GIVEN DATA ::
--------------------------------

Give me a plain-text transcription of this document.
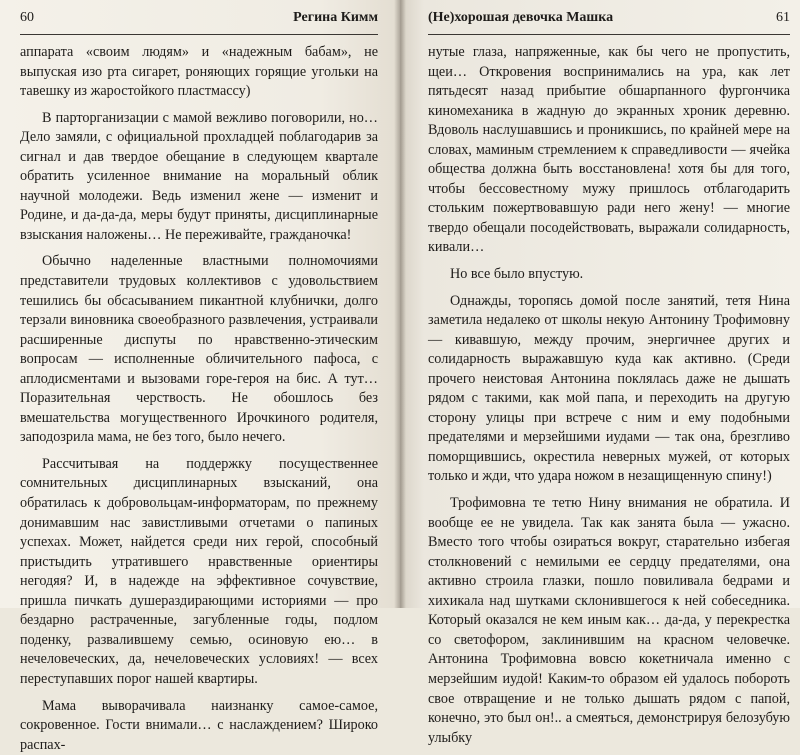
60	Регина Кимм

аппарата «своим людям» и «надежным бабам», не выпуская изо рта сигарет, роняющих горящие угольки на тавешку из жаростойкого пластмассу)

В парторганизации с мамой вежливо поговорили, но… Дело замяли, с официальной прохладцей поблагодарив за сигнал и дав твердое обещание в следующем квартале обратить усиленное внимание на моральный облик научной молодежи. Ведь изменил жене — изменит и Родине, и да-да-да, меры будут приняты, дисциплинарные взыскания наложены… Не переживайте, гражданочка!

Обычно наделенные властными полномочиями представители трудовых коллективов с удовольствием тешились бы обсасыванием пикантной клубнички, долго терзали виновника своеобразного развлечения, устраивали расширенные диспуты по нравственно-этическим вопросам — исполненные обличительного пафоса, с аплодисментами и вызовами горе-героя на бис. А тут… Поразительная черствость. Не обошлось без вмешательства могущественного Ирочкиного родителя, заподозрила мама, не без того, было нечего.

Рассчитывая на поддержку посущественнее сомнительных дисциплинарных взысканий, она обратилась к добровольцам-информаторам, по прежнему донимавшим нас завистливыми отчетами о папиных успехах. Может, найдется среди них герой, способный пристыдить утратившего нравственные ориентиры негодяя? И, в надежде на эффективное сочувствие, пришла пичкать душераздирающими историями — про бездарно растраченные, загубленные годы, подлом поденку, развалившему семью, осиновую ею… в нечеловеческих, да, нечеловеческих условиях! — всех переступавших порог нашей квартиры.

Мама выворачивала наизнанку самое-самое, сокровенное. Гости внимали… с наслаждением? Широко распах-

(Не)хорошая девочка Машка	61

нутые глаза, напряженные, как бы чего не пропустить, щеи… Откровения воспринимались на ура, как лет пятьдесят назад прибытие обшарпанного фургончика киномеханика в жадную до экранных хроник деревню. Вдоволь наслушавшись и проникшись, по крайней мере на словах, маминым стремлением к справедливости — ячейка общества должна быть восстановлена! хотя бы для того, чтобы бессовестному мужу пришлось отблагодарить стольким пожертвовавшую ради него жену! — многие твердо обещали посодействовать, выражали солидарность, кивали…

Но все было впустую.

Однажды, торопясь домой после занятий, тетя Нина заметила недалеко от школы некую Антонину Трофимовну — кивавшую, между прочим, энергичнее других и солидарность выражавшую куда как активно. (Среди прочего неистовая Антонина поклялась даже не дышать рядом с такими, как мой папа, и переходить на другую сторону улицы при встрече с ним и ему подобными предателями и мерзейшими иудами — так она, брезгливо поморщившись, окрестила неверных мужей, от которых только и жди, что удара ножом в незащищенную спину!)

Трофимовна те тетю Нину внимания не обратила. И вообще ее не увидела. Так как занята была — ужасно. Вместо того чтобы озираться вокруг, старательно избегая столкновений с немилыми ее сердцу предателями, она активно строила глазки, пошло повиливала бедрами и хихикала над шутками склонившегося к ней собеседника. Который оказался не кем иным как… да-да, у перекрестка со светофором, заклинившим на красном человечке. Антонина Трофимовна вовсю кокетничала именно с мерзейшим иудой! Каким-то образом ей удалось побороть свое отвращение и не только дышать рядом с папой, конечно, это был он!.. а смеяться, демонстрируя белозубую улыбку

--------------------------------

GIVEN PROBLEM :: List the lines of the records where "солидарность" occurs.

RESPONSE BELOW ::
нутые глаза, напряженные, как бы чего не пропустить, щеи… Откровения воспринимались на ура, как лет пятьдесят назад прибытие обшарпанного фургончика киномеханика в жадную до экранных хроник деревню. Вдоволь наслушавшись и проникшись, по крайней мере на словах, маминым стремлением к справедливости — ячейка общества должна быть восстановлена! хотя бы для того, чтобы бессовестному мужу пришлось отблагодарить стольким пожертвовавшую ради него жену! — многие твердо обещали посодействовать, выражали солидарность, кивали…
Однажды, торопясь домой после занятий, тетя Нина заметила недалеко от школы некую Антонину Трофимовну — кивавшую, между прочим, энергичнее других и солидарность выражавшую куда как активно. (Среди прочего неистовая Антонина поклялась даже не дышать рядом с такими, как мой папа, и переходить на другую сторону улицы при встрече с ним и ему подобными предателями и мерзейшими иудами — так она, брезгливо поморщившись, окрестила неверных мужей, от которых только и жди, что удара ножом в незащищенную спину!)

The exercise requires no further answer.